─── Data extract

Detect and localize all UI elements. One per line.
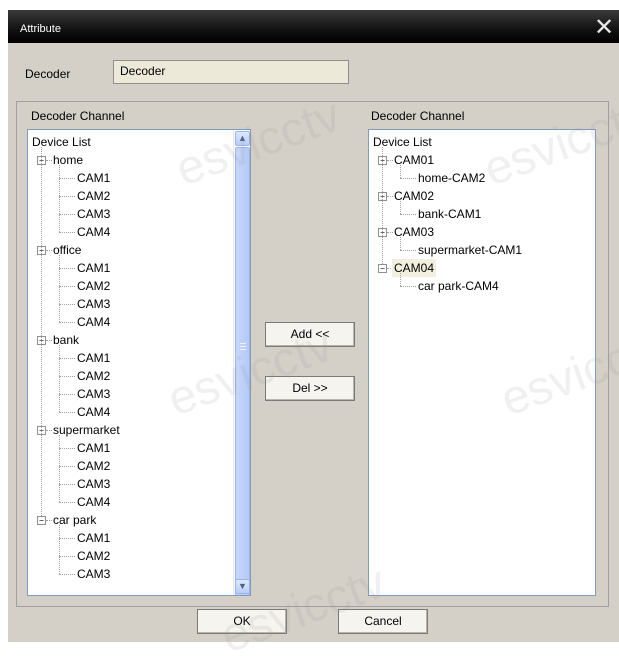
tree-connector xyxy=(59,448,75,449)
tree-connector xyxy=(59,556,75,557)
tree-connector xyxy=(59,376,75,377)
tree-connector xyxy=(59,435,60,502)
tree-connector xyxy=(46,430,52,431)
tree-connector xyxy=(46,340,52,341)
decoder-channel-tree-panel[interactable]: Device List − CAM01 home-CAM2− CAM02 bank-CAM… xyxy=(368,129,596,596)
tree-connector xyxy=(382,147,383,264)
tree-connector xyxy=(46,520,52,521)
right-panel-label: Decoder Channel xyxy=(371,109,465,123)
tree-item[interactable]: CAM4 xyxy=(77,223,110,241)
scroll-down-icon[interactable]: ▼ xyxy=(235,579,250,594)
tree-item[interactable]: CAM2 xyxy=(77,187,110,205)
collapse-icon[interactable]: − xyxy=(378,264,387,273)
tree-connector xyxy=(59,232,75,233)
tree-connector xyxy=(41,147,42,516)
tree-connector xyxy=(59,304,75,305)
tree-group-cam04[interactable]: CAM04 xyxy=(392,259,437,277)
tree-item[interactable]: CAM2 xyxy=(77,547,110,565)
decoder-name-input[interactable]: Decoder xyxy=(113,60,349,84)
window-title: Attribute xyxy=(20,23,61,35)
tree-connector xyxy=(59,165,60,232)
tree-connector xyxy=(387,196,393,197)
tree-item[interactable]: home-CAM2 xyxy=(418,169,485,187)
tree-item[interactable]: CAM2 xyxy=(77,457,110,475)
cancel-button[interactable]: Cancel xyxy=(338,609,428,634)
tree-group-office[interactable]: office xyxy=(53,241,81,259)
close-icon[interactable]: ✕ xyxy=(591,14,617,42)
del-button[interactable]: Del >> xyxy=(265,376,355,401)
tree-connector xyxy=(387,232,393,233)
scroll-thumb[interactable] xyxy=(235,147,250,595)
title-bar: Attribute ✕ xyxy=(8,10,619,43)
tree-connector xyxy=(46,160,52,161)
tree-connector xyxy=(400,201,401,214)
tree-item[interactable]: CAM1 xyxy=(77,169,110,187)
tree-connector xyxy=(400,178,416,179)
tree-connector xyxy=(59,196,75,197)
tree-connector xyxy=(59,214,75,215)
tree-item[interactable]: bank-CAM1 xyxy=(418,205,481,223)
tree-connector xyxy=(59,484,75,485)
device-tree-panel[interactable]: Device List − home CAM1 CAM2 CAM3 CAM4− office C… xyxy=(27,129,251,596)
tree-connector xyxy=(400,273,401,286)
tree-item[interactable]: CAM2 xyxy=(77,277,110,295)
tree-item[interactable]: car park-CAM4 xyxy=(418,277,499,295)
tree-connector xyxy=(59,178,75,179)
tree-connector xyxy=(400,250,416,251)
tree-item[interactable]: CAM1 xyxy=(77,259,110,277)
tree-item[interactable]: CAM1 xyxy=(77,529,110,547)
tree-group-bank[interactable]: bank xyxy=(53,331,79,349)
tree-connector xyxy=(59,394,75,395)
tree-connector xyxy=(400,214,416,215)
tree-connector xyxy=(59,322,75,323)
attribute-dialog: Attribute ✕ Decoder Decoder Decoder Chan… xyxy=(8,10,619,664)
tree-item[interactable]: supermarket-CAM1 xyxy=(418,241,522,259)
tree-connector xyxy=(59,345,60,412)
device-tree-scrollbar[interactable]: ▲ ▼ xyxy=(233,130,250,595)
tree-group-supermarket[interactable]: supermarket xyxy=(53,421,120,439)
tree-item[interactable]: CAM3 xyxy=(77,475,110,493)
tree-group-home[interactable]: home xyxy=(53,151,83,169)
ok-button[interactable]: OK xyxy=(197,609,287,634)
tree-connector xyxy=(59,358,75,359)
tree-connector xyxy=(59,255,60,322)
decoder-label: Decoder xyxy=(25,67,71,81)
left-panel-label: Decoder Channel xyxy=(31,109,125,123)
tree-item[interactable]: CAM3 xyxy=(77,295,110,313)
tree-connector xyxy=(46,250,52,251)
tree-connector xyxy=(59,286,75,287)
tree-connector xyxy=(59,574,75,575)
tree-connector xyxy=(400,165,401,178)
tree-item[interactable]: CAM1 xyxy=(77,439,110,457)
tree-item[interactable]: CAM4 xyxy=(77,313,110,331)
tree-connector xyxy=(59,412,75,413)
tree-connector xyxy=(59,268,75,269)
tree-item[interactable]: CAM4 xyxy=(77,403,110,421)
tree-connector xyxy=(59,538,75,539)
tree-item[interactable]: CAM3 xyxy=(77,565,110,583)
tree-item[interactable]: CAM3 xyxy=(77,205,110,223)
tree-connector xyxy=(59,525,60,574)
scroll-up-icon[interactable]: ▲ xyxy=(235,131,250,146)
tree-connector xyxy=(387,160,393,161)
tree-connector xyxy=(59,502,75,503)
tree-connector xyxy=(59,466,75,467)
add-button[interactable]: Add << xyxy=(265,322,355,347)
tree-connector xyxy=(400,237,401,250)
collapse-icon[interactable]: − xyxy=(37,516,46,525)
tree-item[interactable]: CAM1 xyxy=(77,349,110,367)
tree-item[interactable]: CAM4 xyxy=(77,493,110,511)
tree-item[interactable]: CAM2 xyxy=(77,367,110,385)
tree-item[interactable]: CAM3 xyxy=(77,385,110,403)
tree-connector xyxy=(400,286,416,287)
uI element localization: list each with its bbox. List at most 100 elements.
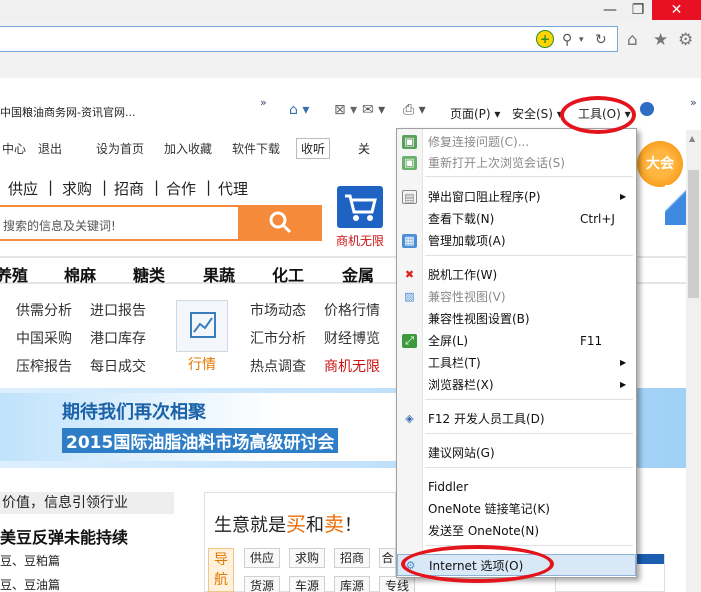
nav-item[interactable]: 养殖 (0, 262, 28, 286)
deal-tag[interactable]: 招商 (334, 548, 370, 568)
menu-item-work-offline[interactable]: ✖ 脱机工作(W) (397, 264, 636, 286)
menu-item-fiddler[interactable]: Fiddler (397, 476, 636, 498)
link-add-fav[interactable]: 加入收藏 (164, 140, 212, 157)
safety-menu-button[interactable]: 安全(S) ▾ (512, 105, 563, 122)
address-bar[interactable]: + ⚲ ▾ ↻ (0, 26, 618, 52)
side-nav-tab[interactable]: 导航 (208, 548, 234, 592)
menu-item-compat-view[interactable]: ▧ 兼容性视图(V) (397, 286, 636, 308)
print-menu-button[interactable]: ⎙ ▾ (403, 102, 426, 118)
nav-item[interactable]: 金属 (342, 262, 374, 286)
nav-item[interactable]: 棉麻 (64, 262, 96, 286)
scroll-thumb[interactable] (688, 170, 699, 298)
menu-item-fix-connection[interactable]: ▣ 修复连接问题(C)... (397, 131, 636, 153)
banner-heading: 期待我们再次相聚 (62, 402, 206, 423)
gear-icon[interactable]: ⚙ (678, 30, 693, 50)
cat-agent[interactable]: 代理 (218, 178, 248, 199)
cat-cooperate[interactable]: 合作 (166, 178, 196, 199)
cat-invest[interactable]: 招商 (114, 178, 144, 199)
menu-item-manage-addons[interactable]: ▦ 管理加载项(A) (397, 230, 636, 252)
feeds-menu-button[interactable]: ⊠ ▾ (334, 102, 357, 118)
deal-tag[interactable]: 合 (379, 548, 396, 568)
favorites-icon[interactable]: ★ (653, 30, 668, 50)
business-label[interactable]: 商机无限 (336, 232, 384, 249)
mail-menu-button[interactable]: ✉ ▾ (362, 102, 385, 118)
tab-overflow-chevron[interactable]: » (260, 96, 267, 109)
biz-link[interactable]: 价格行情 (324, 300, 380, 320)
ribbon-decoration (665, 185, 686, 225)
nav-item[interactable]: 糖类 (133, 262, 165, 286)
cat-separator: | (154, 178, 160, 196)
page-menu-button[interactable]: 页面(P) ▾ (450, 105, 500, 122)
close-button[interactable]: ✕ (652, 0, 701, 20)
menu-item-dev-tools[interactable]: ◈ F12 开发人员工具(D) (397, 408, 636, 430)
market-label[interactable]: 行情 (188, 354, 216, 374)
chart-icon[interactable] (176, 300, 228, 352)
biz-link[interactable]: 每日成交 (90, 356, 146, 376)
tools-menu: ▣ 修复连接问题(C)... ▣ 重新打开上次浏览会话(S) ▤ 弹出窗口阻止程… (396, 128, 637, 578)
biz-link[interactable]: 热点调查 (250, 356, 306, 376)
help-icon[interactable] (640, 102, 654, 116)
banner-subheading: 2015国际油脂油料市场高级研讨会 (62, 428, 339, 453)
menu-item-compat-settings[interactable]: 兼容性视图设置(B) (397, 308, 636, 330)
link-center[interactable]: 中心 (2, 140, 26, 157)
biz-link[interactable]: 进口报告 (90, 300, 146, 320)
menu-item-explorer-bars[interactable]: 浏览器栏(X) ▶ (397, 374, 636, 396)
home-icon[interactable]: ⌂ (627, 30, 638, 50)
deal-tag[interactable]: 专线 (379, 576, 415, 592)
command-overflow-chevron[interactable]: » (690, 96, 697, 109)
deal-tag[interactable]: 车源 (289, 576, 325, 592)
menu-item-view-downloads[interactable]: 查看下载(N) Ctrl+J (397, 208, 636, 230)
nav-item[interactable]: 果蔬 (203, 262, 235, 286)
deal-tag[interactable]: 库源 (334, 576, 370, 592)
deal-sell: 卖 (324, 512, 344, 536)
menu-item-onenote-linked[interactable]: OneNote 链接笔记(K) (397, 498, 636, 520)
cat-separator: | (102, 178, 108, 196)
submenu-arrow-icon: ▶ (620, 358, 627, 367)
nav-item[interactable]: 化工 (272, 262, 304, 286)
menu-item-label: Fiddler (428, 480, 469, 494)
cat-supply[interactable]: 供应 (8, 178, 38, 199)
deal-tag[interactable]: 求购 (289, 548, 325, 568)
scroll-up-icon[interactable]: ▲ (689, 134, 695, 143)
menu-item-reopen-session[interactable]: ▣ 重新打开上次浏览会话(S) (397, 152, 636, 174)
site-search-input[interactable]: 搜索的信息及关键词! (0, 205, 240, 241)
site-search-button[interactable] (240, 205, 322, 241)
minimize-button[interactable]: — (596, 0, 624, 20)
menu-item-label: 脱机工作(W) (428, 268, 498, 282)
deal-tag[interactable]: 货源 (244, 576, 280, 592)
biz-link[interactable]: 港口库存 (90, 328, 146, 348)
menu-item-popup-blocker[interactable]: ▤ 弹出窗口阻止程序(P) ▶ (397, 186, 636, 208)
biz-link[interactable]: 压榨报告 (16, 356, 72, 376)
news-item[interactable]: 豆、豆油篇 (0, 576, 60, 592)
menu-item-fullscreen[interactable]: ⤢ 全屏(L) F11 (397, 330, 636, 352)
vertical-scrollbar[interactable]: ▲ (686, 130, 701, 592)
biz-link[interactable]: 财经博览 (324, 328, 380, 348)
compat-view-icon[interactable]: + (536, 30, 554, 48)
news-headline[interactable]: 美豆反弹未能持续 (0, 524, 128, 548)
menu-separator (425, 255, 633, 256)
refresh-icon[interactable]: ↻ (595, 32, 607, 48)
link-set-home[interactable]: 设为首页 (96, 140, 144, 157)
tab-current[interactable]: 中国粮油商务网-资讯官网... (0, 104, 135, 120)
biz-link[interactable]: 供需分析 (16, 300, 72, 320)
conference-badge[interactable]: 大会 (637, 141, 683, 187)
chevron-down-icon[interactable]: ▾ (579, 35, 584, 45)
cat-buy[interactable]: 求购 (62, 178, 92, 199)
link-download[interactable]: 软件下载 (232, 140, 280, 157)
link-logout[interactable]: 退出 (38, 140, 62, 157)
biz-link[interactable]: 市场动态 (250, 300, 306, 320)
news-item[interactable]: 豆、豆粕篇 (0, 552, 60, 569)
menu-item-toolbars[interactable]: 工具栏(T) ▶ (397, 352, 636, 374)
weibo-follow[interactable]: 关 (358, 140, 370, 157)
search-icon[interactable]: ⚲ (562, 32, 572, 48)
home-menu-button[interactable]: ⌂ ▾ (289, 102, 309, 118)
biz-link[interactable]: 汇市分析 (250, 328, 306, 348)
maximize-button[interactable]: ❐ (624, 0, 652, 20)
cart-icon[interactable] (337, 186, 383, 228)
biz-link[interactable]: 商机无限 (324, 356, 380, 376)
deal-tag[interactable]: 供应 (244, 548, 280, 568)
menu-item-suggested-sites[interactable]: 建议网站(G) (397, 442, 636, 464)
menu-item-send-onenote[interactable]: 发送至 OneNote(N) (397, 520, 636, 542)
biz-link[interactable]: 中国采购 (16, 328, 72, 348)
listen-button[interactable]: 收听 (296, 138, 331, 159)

──────

• _Required work_: State how many of the rows above contain the string "Attribute", giving only the number.

• _The completed task_: 3